### What to work on
Look through the listing below and give the number of lines that hold "transit". Say nothing more.

### Provided information
**********

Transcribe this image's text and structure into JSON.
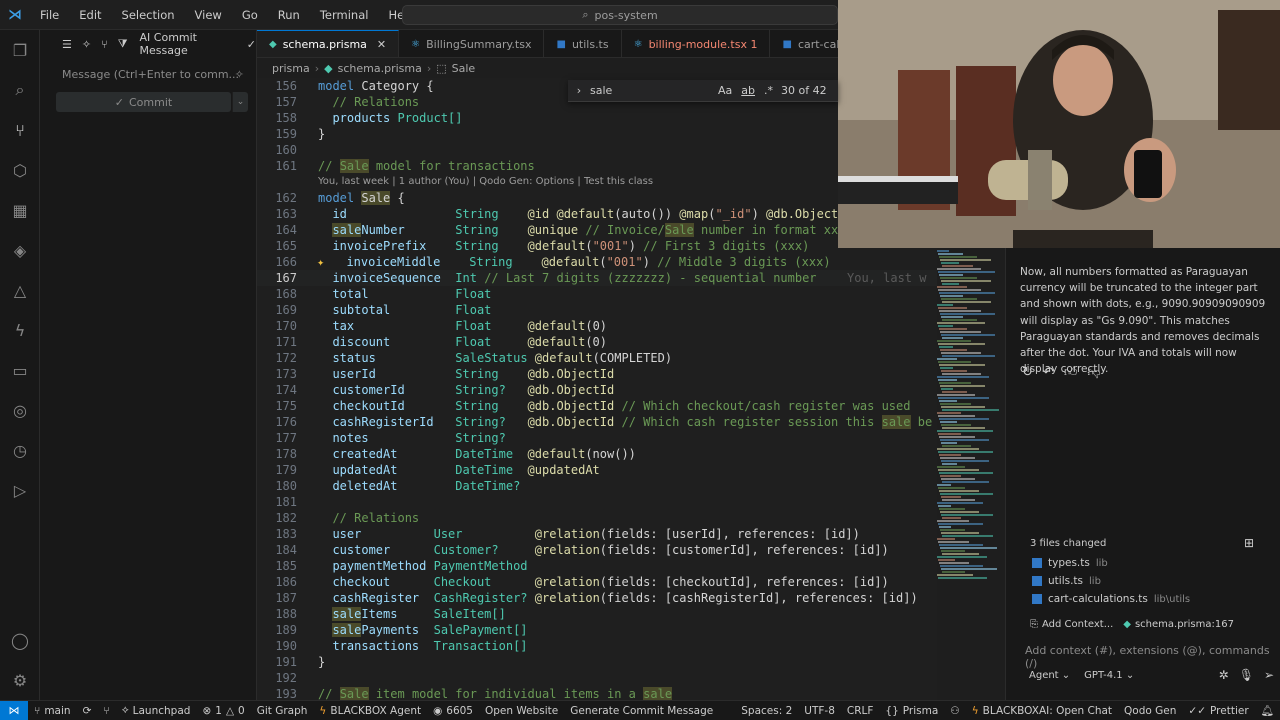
{
  "window": {
    "search_text": "pos-system",
    "menu": [
      "File",
      "Edit",
      "Selection",
      "View",
      "Go",
      "Run",
      "Terminal",
      "Help"
    ]
  },
  "source_control": {
    "ai_commit_label": "AI Commit Message",
    "message_placeholder": "Message (Ctrl+Enter to comm...",
    "commit_label": "Commit"
  },
  "tabs": [
    {
      "label": "schema.prisma",
      "active": true,
      "icon_color": "#4ec9b0"
    },
    {
      "label": "BillingSummary.tsx",
      "active": false,
      "icon_color": "#4fc1ff"
    },
    {
      "label": "utils.ts",
      "active": false,
      "icon_color": "#3178c6"
    },
    {
      "label": "billing-module.tsx 1",
      "active": false,
      "icon_color": "#4fc1ff",
      "error": true
    },
    {
      "label": "cart-calcu",
      "active": false,
      "icon_color": "#3178c6"
    }
  ],
  "breadcrumbs": [
    "prisma",
    "schema.prisma",
    "Sale"
  ],
  "find": {
    "query": "sale",
    "opt_case": "Aa",
    "opt_word": "ab",
    "opt_regex": ".*",
    "count": "30 of 42"
  },
  "editor": {
    "codelens": "You, last week | 1 author (You) | Qodo Gen: Options | Test this class",
    "blame": "You, last w",
    "lines": [
      {
        "n": "156",
        "text": "model Category {"
      },
      {
        "n": "157",
        "text": "  // Relations"
      },
      {
        "n": "158",
        "text": "  products Product[]"
      },
      {
        "n": "159",
        "text": "}"
      },
      {
        "n": "160",
        "text": ""
      },
      {
        "n": "161",
        "text": "// Sale model for transactions"
      },
      {
        "n": "162",
        "text": "model Sale {"
      },
      {
        "n": "163",
        "text": "  id               String    @id @default(auto()) @map(\"_id\") @db.ObjectI"
      },
      {
        "n": "164",
        "text": "  saleNumber       String    @unique // Invoice/Sale number in format xxx"
      },
      {
        "n": "165",
        "text": "  invoicePrefix    String    @default(\"001\") // First 3 digits (xxx)"
      },
      {
        "n": "166",
        "text": "  invoiceMiddle    String    @default(\"001\") // Middle 3 digits (xxx)"
      },
      {
        "n": "167",
        "text": "  invoiceSequence  Int // Last 7 digits (zzzzzzz) - sequential number"
      },
      {
        "n": "168",
        "text": "  total            Float"
      },
      {
        "n": "169",
        "text": "  subtotal         Float"
      },
      {
        "n": "170",
        "text": "  tax              Float     @default(0)"
      },
      {
        "n": "171",
        "text": "  discount         Float     @default(0)"
      },
      {
        "n": "172",
        "text": "  status           SaleStatus @default(COMPLETED)"
      },
      {
        "n": "173",
        "text": "  userId           String    @db.ObjectId"
      },
      {
        "n": "174",
        "text": "  customerId       String?   @db.ObjectId"
      },
      {
        "n": "175",
        "text": "  checkoutId       String    @db.ObjectId // Which checkout/cash register was used"
      },
      {
        "n": "176",
        "text": "  cashRegisterId   String?   @db.ObjectId // Which cash register session this sale be"
      },
      {
        "n": "177",
        "text": "  notes            String?"
      },
      {
        "n": "178",
        "text": "  createdAt        DateTime  @default(now())"
      },
      {
        "n": "179",
        "text": "  updatedAt        DateTime  @updatedAt"
      },
      {
        "n": "180",
        "text": "  deletedAt        DateTime?"
      },
      {
        "n": "181",
        "text": ""
      },
      {
        "n": "182",
        "text": "  // Relations"
      },
      {
        "n": "183",
        "text": "  user          User          @relation(fields: [userId], references: [id])"
      },
      {
        "n": "184",
        "text": "  customer      Customer?     @relation(fields: [customerId], references: [id])"
      },
      {
        "n": "185",
        "text": "  paymentMethod PaymentMethod"
      },
      {
        "n": "186",
        "text": "  checkout      Checkout      @relation(fields: [checkoutId], references: [id])"
      },
      {
        "n": "187",
        "text": "  cashRegister  CashRegister? @relation(fields: [cashRegisterId], references: [id])"
      },
      {
        "n": "188",
        "text": "  saleItems     SaleItem[]"
      },
      {
        "n": "189",
        "text": "  salePayments  SalePayment[]"
      },
      {
        "n": "190",
        "text": "  transactions  Transaction[]"
      },
      {
        "n": "191",
        "text": "}"
      },
      {
        "n": "192",
        "text": ""
      },
      {
        "n": "193",
        "text": "// Sale item model for individual items in a sale"
      }
    ]
  },
  "chat": {
    "message": "Now, all numbers formatted as Paraguayan currency will be truncated to the integer part and shown with dots, e.g., 9090.90909090909 will display as \"Gs 9.090\". This matches Paraguayan standards and removes decimals after the dot. Your IVA and totals will now display correctly.",
    "files_changed": "3 files changed",
    "files": [
      {
        "name": "types.ts",
        "dir": "lib"
      },
      {
        "name": "utils.ts",
        "dir": "lib"
      },
      {
        "name": "cart-calculations.ts",
        "dir": "lib\\utils"
      }
    ],
    "add_context": "Add Context...",
    "context_file": "schema.prisma:167",
    "input_placeholder": "Add context (#), extensions (@), commands (/)",
    "mode": "Agent",
    "model": "GPT-4.1"
  },
  "status": {
    "branch": "main",
    "launchpad": "Launchpad",
    "errors": "1",
    "warnings": "0",
    "git_graph": "Git Graph",
    "blackbox": "BLACKBOX Agent",
    "port": "6605",
    "open_website": "Open Website",
    "gen_commit": "Generate Commit Message",
    "spaces": "Spaces: 2",
    "encoding": "UTF-8",
    "eol": "CRLF",
    "language": "Prisma",
    "blackbox_chat": "BLACKBOXAI: Open Chat",
    "qodo": "Qodo Gen",
    "prettier": "Prettier"
  }
}
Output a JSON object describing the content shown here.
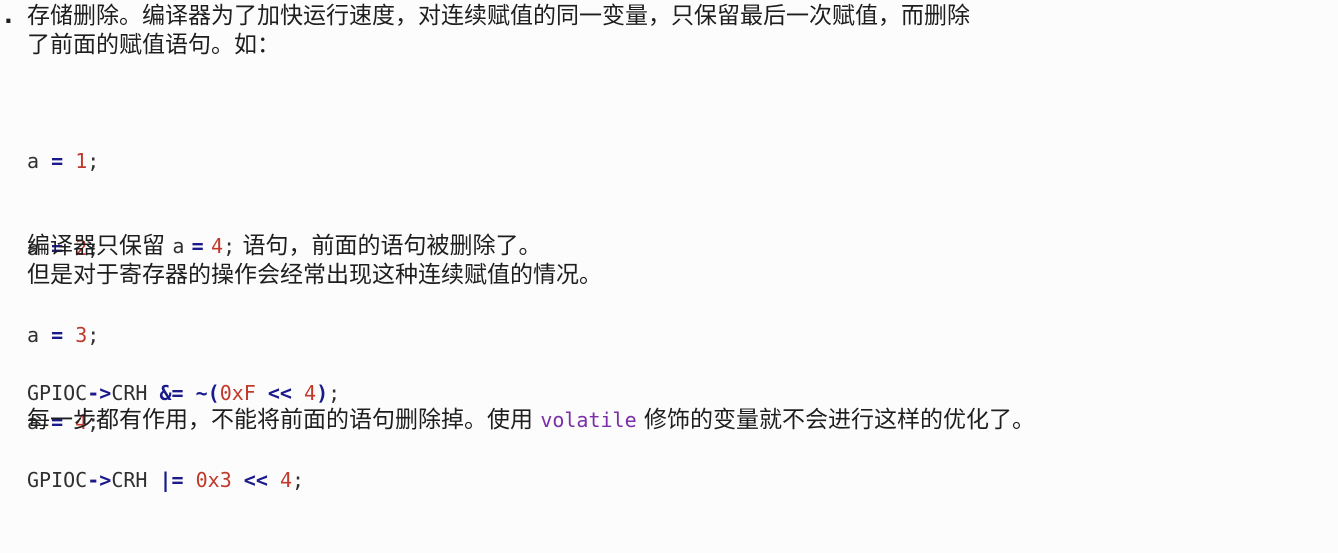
{
  "bullet": ".",
  "intro": {
    "line1": "存储删除。编译器为了加快运行速度，对连续赋值的同一变量，只保留最后一次赋值，而删除",
    "line2": "了前面的赋值语句。如："
  },
  "code_assignments": [
    {
      "ident": "a",
      "op": "=",
      "value": "1",
      "end": ";"
    },
    {
      "ident": "a",
      "op": "=",
      "value": "2",
      "end": ";"
    },
    {
      "ident": "a",
      "op": "=",
      "value": "3",
      "end": ";"
    },
    {
      "ident": "a",
      "op": "=",
      "value": "4",
      "end": ";"
    }
  ],
  "explain": {
    "prefix": "编译器只保留",
    "code_ident": "a",
    "code_op": "=",
    "code_value": "4",
    "code_end": ";",
    "suffix": "语句，前面的语句被删除了。",
    "line2": "但是对于寄存器的操作会经常出现这种连续赋值的情况。"
  },
  "code_registers": {
    "line1": {
      "reg": "GPIOC",
      "arrow": "->",
      "field": "CRH",
      "op": "&=",
      "tilde": "~",
      "open": "(",
      "mask": "0xF",
      "shift": "<<",
      "amount": "4",
      "close": ")",
      "end": ";"
    },
    "line2": {
      "reg": "GPIOC",
      "arrow": "->",
      "field": "CRH",
      "op": "|=",
      "value": "0x3",
      "shift": "<<",
      "amount": "4",
      "end": ";"
    }
  },
  "conclusion": {
    "prefix": "每一步都有作用，不能将前面的语句删除掉。使用",
    "keyword": "volatile",
    "suffix": "修饰的变量就不会进行这样的优化了。"
  },
  "colors": {
    "operator": "#1a1a8c",
    "number": "#c0392b",
    "keyword": "#7b2fa8",
    "text": "#1e1e1e"
  }
}
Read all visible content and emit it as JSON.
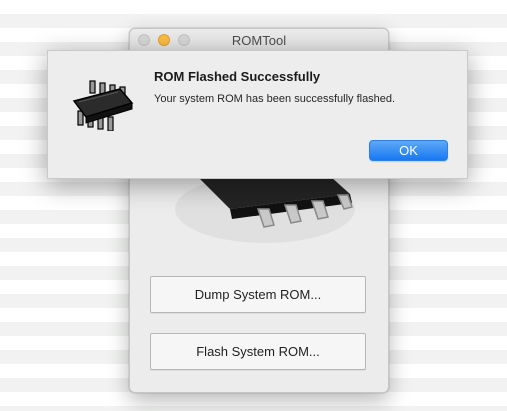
{
  "window": {
    "title": "ROMTool",
    "buttons": {
      "dump_label": "Dump System ROM...",
      "flash_label": "Flash System ROM..."
    }
  },
  "alert": {
    "icon": "chip-icon",
    "title": "ROM Flashed Successfully",
    "message": "Your system ROM has been successfully flashed.",
    "ok_label": "OK",
    "accent_color": "#1a7bf3"
  },
  "background_stripe_color": "#f1f2f1"
}
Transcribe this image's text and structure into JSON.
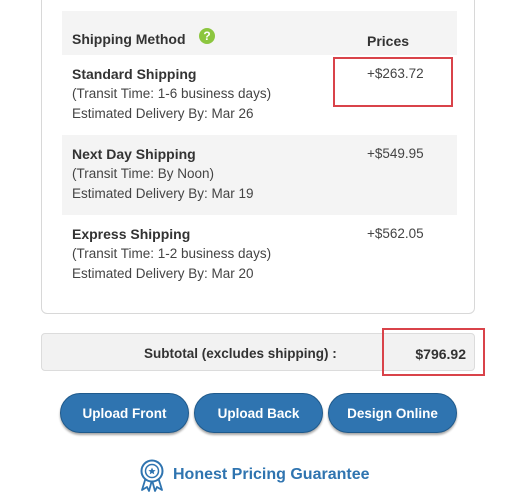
{
  "shipping": {
    "header_method": "Shipping Method",
    "header_prices": "Prices",
    "help_glyph": "?",
    "options": [
      {
        "name": "Standard Shipping",
        "transit": "(Transit Time: 1-6 business days)",
        "eta": "Estimated Delivery By: Mar 26",
        "price": "+$263.72"
      },
      {
        "name": "Next Day Shipping",
        "transit": "(Transit Time: By Noon)",
        "eta": "Estimated Delivery By: Mar 19",
        "price": "+$549.95"
      },
      {
        "name": "Express Shipping",
        "transit": "(Transit Time: 1-2 business days)",
        "eta": "Estimated Delivery By: Mar 20",
        "price": "+$562.05"
      }
    ]
  },
  "subtotal": {
    "label": "Subtotal (excludes shipping) :",
    "value": "$796.92"
  },
  "actions": {
    "upload_front": "Upload Front",
    "upload_back": "Upload Back",
    "design_online": "Design Online"
  },
  "guarantee": {
    "label": "Honest Pricing Guarantee",
    "icon": "award-ribbon-icon"
  },
  "colors": {
    "accent": "#2f74b0",
    "highlight": "#d9434a",
    "help_icon": "#8cc63f"
  }
}
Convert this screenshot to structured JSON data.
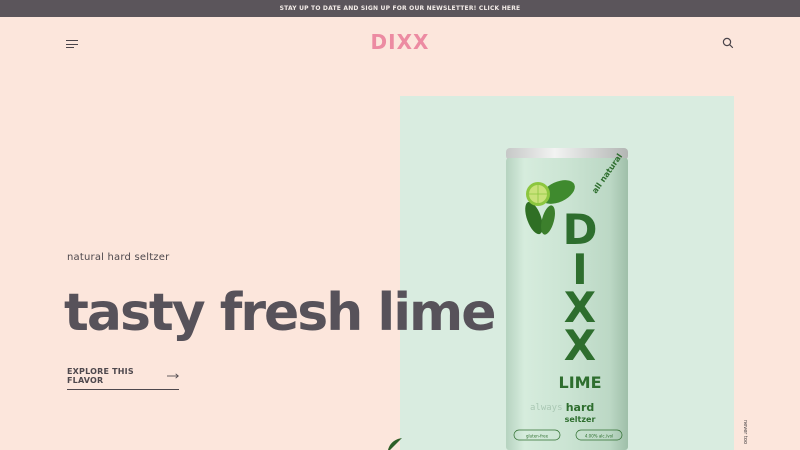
{
  "announcement": {
    "text": "STAY UP TO DATE AND SIGN UP FOR OUR NEWSLETTER! CLICK HERE"
  },
  "header": {
    "logo": "DIXX",
    "menu_icon": "hamburger-menu-icon",
    "search_icon": "search-icon"
  },
  "hero": {
    "kicker": "natural hard seltzer",
    "headline": "tasty fresh lime",
    "cta_label": "EXPLORE THIS FLAVOR",
    "cta_icon": "arrow-right-icon",
    "side_text": "never too"
  },
  "product_can": {
    "brand": "DIXX",
    "flavor": "LIME",
    "tag": "all natural",
    "line1": "hard",
    "line2": "seltzer",
    "band_text": "always",
    "badge_left": "gluten-free",
    "badge_right": "4.00% alc./vol"
  },
  "colors": {
    "page_bg": "#fce6dc",
    "topbar_bg": "#5b555b",
    "logo": "#ec8ba2",
    "panel_bg": "#d9ece0",
    "can_body": "#c9e3d2",
    "can_text": "#2e6e2e"
  }
}
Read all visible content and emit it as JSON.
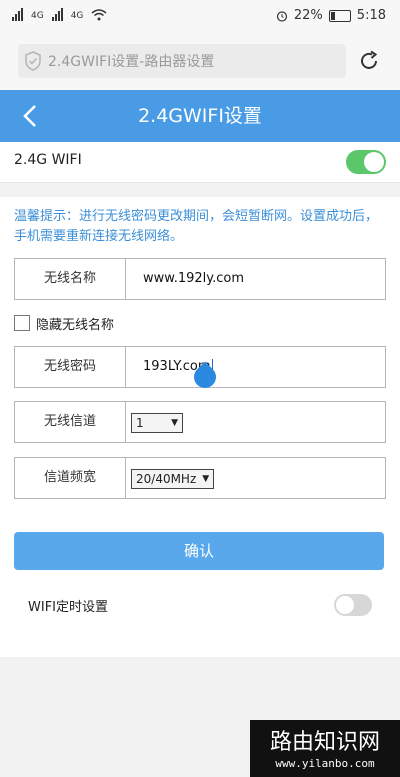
{
  "status": {
    "signal1": "4G",
    "signal2": "4G",
    "battery": "22%",
    "time": "5:18"
  },
  "browser": {
    "url_title": "2.4GWIFI设置-路由器设置"
  },
  "header": {
    "title": "2.4GWIFI设置"
  },
  "wifi": {
    "label": "2.4G WIFI",
    "enabled": true
  },
  "tip": "温馨提示：进行无线密码更改期间，会短暂断网。设置成功后，手机需要重新连接无线网络。",
  "form": {
    "ssid_label": "无线名称",
    "ssid_value": "www.192ly.com",
    "hide_label": "隐藏无线名称",
    "password_label": "无线密码",
    "password_value": "193LY.com",
    "channel_label": "无线信道",
    "channel_value": "1",
    "bandwidth_label": "信道频宽",
    "bandwidth_value": "20/40MHz",
    "confirm_label": "确认"
  },
  "timer": {
    "label": "WIFI定时设置",
    "enabled": false
  },
  "watermark": {
    "title": "路由知识网",
    "url": "www.yilanbo.com"
  }
}
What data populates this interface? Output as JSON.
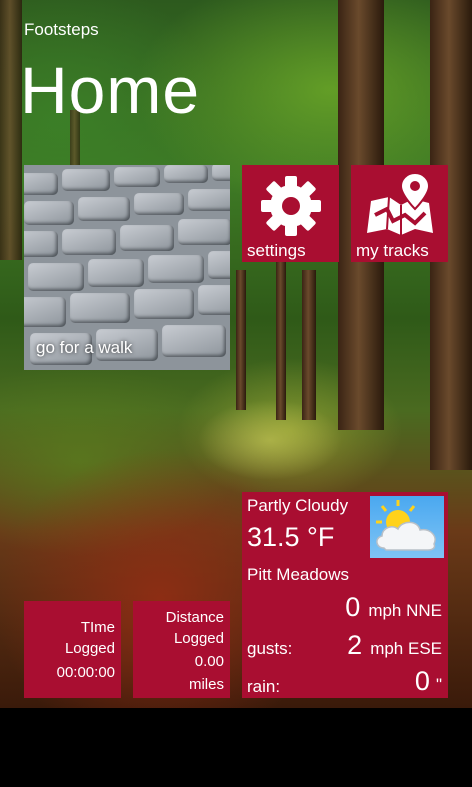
{
  "app_title": "Footsteps",
  "page_title": "Home",
  "tiles": {
    "walk": {
      "label": "go for a walk",
      "icon": "cobblestone-image"
    },
    "settings": {
      "label": "settings",
      "icon": "gear-icon"
    },
    "tracks": {
      "label": "my tracks",
      "icon": "map-pin-icon"
    },
    "time": {
      "line1": "TIme",
      "line2": "Logged",
      "line3": "00:00:00"
    },
    "distance": {
      "line1": "Distance",
      "line2": "Logged",
      "line3": "0.00",
      "line4": "miles"
    }
  },
  "weather": {
    "condition": "Partly Cloudy",
    "temperature": "31.5 °F",
    "location": "Pitt Meadows",
    "wind_speed": "0",
    "wind_unit_dir": "mph NNE",
    "gusts_label": "gusts:",
    "gusts_speed": "2",
    "gusts_unit_dir": "mph ESE",
    "rain_label": "rain:",
    "rain_value": "0",
    "rain_unit": "\"",
    "icon": "partly-cloudy-icon"
  },
  "colors": {
    "tile": "#a90e31",
    "sky": "#4aa8f0"
  }
}
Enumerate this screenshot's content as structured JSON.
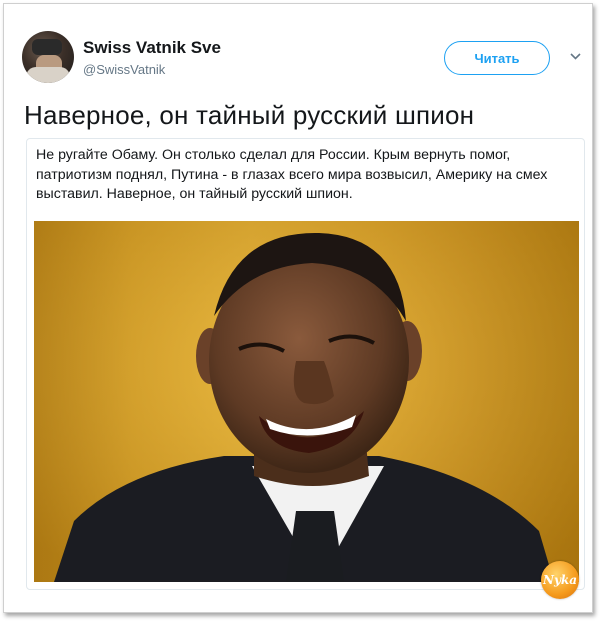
{
  "author": {
    "display_name": "Swiss Vatnik Sve",
    "handle": "@SwissVatnik"
  },
  "follow_button_label": "Читать",
  "tweet": {
    "title": "Наверное, он тайный русский шпион",
    "card_text": "Не ругайте Обаму. Он столько сделал для России. Крым вернуть помог, патриотизм поднял, Путина - в глазах всего мира возвысил, Америку на смех выставил. Наверное, он тайный русский шпион."
  },
  "watermark": "Nyka",
  "icons": {
    "menu": "chevron-down-icon"
  },
  "colors": {
    "accent": "#1da1f2",
    "text": "#14171a",
    "muted": "#657786"
  }
}
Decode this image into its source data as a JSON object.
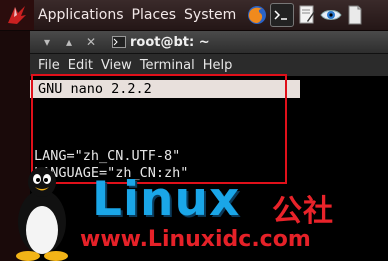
{
  "panel": {
    "menus": [
      "Applications",
      "Places",
      "System"
    ],
    "icons": [
      "firefox-icon",
      "terminal-icon",
      "text-editor-icon",
      "eye-icon",
      "document-icon"
    ]
  },
  "window": {
    "buttons": [
      "▾",
      "▴",
      "✕"
    ],
    "title": "root@bt: ~",
    "menus": [
      "File",
      "Edit",
      "View",
      "Terminal",
      "Help"
    ]
  },
  "terminal": {
    "nano_header": "GNU nano 2.2.2",
    "lines": [
      "LANG=\"zh_CN.UTF-8\"",
      "LANGUAGE=\"zh_CN:zh\""
    ]
  },
  "watermark": {
    "brand": "Linux",
    "brand_cn": "公社",
    "url": "www.Linuxidc.com"
  },
  "colors": {
    "highlight": "#e0101a",
    "brand_blue": "#1aa6e8",
    "brand_red": "#e52128"
  }
}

**********

### Exercise answer
3